» Written task
Take each line containing the word "Resource" and copy it.

» Data provided
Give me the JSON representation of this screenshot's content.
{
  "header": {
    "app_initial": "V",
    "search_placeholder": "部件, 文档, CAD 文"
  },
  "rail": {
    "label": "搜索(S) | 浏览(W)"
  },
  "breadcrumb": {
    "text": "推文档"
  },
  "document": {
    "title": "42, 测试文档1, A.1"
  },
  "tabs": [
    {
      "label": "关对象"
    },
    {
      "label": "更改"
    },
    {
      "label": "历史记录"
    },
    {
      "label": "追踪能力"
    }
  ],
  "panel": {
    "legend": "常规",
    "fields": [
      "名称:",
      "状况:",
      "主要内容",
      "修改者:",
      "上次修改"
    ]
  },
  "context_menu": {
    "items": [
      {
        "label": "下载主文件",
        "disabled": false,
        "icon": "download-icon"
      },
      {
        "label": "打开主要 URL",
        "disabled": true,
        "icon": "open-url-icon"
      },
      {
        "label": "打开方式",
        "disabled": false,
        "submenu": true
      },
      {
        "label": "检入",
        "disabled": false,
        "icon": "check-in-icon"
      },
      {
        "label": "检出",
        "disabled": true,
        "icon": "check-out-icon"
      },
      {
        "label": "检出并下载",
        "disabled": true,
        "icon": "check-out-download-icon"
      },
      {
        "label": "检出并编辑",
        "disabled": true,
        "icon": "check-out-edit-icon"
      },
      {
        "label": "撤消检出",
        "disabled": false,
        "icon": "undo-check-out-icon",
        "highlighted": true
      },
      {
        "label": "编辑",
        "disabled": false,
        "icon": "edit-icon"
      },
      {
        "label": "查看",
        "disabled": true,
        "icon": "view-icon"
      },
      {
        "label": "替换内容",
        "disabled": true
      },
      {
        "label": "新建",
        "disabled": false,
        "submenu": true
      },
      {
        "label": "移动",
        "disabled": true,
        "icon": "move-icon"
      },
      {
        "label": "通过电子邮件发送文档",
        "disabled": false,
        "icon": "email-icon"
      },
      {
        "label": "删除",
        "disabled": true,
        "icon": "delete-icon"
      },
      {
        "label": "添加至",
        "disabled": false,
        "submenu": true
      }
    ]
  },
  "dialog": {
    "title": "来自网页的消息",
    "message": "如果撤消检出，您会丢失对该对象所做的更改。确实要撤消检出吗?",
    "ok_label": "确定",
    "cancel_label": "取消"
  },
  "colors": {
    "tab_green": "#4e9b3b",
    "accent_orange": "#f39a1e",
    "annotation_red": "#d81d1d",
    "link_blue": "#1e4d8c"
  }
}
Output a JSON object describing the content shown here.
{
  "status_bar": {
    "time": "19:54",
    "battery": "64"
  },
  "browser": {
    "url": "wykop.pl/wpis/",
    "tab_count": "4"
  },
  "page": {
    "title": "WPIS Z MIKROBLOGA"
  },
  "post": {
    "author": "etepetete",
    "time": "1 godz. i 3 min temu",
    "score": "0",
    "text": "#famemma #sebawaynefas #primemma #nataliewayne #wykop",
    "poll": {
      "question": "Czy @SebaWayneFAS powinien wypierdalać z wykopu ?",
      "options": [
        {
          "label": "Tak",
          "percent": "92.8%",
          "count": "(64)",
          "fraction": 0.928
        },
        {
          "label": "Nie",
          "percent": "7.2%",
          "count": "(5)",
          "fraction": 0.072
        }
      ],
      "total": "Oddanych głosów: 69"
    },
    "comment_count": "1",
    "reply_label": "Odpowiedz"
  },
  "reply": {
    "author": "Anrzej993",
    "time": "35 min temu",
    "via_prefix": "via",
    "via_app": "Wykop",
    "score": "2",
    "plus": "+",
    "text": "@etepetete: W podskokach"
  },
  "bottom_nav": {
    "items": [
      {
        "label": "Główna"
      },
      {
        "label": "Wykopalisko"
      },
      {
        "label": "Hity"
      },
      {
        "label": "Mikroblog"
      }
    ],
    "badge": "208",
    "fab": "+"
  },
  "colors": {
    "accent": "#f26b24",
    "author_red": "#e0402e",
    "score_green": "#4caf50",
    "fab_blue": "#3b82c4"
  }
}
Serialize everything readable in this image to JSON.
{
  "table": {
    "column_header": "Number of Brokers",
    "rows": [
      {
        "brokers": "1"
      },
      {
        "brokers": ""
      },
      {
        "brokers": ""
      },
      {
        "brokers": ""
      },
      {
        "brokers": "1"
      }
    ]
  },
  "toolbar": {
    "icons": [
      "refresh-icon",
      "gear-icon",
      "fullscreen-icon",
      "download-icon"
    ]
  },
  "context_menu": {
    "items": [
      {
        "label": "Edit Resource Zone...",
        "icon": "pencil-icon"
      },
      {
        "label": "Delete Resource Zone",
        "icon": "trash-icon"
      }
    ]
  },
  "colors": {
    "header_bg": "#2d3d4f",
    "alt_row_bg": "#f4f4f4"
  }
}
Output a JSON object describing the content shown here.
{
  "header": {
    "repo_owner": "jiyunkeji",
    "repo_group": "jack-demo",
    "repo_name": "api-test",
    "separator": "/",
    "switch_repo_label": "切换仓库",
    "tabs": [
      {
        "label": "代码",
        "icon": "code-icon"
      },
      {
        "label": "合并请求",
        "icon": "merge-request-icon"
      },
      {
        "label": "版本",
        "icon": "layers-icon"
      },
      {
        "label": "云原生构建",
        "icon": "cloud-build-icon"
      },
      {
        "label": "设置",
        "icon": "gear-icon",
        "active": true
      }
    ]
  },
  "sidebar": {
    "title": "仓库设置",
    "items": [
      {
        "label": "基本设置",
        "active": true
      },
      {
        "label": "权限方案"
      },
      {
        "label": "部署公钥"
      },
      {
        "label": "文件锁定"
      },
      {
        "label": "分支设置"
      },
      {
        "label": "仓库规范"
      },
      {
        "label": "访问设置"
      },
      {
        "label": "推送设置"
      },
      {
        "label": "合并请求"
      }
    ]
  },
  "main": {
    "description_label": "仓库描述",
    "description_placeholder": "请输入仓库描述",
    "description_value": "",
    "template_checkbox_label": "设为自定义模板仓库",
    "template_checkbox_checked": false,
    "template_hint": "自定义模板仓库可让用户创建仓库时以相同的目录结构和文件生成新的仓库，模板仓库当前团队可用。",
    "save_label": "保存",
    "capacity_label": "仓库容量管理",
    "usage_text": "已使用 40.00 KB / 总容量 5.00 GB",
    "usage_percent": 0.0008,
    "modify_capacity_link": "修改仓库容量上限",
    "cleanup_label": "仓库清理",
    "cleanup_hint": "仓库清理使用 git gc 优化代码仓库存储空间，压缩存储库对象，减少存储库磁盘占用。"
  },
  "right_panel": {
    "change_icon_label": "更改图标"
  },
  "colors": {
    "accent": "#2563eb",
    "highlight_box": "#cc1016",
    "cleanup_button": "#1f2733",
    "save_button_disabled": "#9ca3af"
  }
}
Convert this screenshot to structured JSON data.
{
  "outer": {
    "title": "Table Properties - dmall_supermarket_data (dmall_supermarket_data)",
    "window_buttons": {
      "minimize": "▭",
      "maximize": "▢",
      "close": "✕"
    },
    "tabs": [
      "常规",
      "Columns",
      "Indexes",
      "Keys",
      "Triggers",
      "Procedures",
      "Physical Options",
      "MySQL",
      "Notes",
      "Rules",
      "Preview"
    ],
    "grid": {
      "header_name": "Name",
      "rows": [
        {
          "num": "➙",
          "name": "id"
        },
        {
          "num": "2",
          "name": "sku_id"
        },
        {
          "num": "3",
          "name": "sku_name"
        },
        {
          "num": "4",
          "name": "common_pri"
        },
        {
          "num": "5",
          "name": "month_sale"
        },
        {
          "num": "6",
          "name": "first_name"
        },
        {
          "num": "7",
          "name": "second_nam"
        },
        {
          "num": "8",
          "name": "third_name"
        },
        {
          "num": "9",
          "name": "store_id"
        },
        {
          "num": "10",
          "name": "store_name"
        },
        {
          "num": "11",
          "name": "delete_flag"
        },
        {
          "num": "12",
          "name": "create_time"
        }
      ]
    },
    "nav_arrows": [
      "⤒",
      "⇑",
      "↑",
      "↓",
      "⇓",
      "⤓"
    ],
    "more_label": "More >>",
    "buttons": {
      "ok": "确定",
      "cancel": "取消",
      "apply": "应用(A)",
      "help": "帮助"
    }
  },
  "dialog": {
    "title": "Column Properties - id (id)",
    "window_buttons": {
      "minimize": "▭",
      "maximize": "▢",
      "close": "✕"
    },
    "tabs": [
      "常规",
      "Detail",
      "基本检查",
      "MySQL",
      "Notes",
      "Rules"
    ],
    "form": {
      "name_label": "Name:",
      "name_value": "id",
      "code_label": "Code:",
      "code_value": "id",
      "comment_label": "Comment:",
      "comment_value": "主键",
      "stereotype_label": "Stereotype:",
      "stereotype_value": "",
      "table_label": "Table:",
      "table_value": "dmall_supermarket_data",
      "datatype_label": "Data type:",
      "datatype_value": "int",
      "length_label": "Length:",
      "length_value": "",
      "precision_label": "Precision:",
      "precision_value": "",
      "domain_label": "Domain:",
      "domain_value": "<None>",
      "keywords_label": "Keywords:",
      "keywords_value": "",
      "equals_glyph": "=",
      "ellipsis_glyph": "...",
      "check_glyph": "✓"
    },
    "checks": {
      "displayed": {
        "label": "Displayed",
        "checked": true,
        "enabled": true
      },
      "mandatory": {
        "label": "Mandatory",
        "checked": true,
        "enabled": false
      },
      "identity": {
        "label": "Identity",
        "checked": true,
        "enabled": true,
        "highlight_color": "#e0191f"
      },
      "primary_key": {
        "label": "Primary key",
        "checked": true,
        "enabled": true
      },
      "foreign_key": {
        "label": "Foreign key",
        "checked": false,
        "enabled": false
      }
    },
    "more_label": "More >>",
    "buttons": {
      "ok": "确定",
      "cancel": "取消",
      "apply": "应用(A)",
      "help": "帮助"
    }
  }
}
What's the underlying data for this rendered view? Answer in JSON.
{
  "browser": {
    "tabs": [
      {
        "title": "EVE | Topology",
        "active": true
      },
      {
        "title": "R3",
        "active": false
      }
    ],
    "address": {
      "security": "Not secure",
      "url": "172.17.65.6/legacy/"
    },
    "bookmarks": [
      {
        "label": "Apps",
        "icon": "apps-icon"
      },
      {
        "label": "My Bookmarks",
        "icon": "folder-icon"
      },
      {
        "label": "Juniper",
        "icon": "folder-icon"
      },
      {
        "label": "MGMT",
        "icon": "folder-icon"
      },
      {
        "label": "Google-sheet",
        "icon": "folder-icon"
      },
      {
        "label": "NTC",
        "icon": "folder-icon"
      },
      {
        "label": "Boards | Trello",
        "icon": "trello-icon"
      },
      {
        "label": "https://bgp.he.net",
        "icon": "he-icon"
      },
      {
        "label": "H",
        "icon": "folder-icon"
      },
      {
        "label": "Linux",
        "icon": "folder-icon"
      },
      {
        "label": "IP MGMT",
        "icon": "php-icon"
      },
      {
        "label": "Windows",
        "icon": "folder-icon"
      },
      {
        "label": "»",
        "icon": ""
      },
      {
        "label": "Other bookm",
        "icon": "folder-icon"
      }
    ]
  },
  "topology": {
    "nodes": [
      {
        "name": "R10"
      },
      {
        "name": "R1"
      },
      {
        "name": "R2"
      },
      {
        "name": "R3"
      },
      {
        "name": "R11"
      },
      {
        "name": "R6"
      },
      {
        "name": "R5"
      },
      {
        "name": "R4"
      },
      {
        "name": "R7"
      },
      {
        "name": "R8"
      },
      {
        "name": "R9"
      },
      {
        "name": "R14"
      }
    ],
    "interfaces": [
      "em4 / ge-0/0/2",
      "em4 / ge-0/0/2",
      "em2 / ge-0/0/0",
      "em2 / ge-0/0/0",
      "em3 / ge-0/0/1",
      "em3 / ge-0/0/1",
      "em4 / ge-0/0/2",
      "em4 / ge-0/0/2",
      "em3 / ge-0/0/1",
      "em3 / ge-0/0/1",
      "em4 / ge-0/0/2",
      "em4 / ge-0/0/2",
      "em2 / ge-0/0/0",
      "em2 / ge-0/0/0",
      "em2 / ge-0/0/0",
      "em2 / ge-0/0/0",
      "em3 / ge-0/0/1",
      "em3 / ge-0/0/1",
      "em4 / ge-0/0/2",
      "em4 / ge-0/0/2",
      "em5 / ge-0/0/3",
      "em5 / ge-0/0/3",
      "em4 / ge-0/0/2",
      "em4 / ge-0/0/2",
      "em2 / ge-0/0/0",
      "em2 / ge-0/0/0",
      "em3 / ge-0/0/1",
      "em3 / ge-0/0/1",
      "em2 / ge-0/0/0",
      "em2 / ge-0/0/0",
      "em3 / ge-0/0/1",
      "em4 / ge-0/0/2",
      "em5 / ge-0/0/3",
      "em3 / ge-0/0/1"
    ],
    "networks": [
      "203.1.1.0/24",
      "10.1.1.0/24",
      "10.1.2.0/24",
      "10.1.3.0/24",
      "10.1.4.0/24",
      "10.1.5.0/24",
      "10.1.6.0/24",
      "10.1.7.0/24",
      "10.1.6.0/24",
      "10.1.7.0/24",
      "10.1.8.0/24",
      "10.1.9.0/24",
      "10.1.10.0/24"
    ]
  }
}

» Solution to this task
        "label": "Edit Resource Zone...",
        "label": "Delete Resource Zone",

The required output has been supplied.